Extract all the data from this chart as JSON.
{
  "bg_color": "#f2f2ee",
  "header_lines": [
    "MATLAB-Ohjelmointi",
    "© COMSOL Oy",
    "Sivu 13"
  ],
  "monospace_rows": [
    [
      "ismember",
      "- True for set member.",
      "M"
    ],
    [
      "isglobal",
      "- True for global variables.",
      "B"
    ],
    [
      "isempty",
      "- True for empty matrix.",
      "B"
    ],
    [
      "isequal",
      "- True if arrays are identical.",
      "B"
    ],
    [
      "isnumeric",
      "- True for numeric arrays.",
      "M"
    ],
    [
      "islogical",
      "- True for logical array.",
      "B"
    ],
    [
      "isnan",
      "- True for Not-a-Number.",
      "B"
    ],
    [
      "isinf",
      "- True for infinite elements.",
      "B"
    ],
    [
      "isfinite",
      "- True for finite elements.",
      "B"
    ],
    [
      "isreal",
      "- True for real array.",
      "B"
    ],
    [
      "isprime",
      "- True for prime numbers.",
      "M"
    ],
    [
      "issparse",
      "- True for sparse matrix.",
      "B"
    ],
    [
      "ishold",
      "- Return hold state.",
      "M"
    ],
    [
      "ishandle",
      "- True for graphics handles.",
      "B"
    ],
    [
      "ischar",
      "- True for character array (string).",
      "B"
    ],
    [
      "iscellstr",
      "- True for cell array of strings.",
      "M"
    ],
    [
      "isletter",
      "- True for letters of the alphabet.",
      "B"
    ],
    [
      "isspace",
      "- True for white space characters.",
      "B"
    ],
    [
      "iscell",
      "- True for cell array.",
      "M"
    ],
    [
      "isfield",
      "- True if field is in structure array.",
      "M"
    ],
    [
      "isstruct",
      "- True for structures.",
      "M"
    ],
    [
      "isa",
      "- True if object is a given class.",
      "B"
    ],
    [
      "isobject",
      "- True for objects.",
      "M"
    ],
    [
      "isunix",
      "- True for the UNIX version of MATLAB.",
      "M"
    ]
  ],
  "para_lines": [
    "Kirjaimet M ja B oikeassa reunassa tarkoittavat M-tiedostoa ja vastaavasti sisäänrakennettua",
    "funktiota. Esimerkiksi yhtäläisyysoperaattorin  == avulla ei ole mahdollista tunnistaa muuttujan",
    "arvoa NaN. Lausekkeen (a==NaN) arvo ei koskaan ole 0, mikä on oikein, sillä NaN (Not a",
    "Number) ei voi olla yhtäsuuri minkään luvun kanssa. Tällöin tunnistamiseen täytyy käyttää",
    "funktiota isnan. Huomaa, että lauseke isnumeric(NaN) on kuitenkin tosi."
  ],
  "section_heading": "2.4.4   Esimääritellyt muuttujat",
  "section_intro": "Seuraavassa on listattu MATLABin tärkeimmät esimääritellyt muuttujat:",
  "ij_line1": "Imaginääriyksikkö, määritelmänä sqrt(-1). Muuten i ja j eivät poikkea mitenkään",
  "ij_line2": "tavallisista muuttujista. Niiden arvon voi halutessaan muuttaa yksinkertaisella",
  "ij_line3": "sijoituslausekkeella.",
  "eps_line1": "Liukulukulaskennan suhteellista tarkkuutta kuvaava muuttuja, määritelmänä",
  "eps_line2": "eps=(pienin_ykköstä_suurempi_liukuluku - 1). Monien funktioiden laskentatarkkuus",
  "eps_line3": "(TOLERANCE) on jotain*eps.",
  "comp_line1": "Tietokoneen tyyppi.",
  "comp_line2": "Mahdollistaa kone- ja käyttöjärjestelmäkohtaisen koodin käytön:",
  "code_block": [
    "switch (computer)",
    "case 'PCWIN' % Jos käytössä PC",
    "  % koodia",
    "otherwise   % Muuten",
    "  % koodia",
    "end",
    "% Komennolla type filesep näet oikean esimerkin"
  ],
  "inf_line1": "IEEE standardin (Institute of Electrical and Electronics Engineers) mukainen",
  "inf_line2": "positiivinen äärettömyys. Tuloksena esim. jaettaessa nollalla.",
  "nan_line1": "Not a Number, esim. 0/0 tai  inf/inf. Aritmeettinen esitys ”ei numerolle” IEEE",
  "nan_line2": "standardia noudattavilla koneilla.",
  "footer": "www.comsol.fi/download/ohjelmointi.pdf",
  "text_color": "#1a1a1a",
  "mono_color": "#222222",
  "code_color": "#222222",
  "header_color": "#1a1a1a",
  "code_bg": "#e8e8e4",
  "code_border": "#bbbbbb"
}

### Requirement:
Reproduce the entries above exactly.

### Response:
Extract all the data from this chart as JSON.
{
  "bg_color": "#f2f2ee",
  "header_lines": [
    "MATLAB-Ohjelmointi",
    "© COMSOL Oy",
    "Sivu 13"
  ],
  "monospace_rows": [
    [
      "ismember",
      "- True for set member.",
      "M"
    ],
    [
      "isglobal",
      "- True for global variables.",
      "B"
    ],
    [
      "isempty",
      "- True for empty matrix.",
      "B"
    ],
    [
      "isequal",
      "- True if arrays are identical.",
      "B"
    ],
    [
      "isnumeric",
      "- True for numeric arrays.",
      "M"
    ],
    [
      "islogical",
      "- True for logical array.",
      "B"
    ],
    [
      "isnan",
      "- True for Not-a-Number.",
      "B"
    ],
    [
      "isinf",
      "- True for infinite elements.",
      "B"
    ],
    [
      "isfinite",
      "- True for finite elements.",
      "B"
    ],
    [
      "isreal",
      "- True for real array.",
      "B"
    ],
    [
      "isprime",
      "- True for prime numbers.",
      "M"
    ],
    [
      "issparse",
      "- True for sparse matrix.",
      "B"
    ],
    [
      "ishold",
      "- Return hold state.",
      "M"
    ],
    [
      "ishandle",
      "- True for graphics handles.",
      "B"
    ],
    [
      "ischar",
      "- True for character array (string).",
      "B"
    ],
    [
      "iscellstr",
      "- True for cell array of strings.",
      "M"
    ],
    [
      "isletter",
      "- True for letters of the alphabet.",
      "B"
    ],
    [
      "isspace",
      "- True for white space characters.",
      "B"
    ],
    [
      "iscell",
      "- True for cell array.",
      "M"
    ],
    [
      "isfield",
      "- True if field is in structure array.",
      "M"
    ],
    [
      "isstruct",
      "- True for structures.",
      "M"
    ],
    [
      "isa",
      "- True if object is a given class.",
      "B"
    ],
    [
      "isobject",
      "- True for objects.",
      "M"
    ],
    [
      "isunix",
      "- True for the UNIX version of MATLAB.",
      "M"
    ]
  ],
  "para_lines": [
    "Kirjaimet M ja B oikeassa reunassa tarkoittavat M-tiedostoa ja vastaavasti sisäänrakennettua",
    "funktiota. Esimerkiksi yhtäläisyysoperaattorin  == avulla ei ole mahdollista tunnistaa muuttujan",
    "arvoa NaN. Lausekkeen (a==NaN) arvo ei koskaan ole 0, mikä on oikein, sillä NaN (Not a",
    "Number) ei voi olla yhtäsuuri minkään luvun kanssa. Tällöin tunnistamiseen täytyy käyttää",
    "funktiota isnan. Huomaa, että lauseke isnumeric(NaN) on kuitenkin tosi."
  ],
  "section_heading": "2.4.4   Esimääritellyt muuttujat",
  "section_intro": "Seuraavassa on listattu MATLABin tärkeimmät esimääritellyt muuttujat:",
  "ij_line1": "Imaginääriyksikkö, määritelmänä sqrt(-1). Muuten i ja j eivät poikkea mitenkään",
  "ij_line2": "tavallisista muuttujista. Niiden arvon voi halutessaan muuttaa yksinkertaisella",
  "ij_line3": "sijoituslausekkeella.",
  "eps_line1": "Liukulukulaskennan suhteellista tarkkuutta kuvaava muuttuja, määritelmänä",
  "eps_line2": "eps=(pienin_ykköstä_suurempi_liukuluku - 1). Monien funktioiden laskentatarkkuus",
  "eps_line3": "(TOLERANCE) on jotain*eps.",
  "comp_line1": "Tietokoneen tyyppi.",
  "comp_line2": "Mahdollistaa kone- ja käyttöjärjestelmäkohtaisen koodin käytön:",
  "code_block": [
    "switch (computer)",
    "case 'PCWIN' % Jos käytössä PC",
    "  % koodia",
    "otherwise   % Muuten",
    "  % koodia",
    "end",
    "% Komennolla type filesep näet oikean esimerkin"
  ],
  "inf_line1": "IEEE standardin (Institute of Electrical and Electronics Engineers) mukainen",
  "inf_line2": "positiivinen äärettömyys. Tuloksena esim. jaettaessa nollalla.",
  "nan_line1": "Not a Number, esim. 0/0 tai  inf/inf. Aritmeettinen esitys ”ei numerolle” IEEE",
  "nan_line2": "standardia noudattavilla koneilla.",
  "footer": "www.comsol.fi/download/ohjelmointi.pdf",
  "text_color": "#1a1a1a",
  "mono_color": "#222222",
  "code_color": "#222222",
  "header_color": "#1a1a1a",
  "code_bg": "#e8e8e4",
  "code_border": "#bbbbbb"
}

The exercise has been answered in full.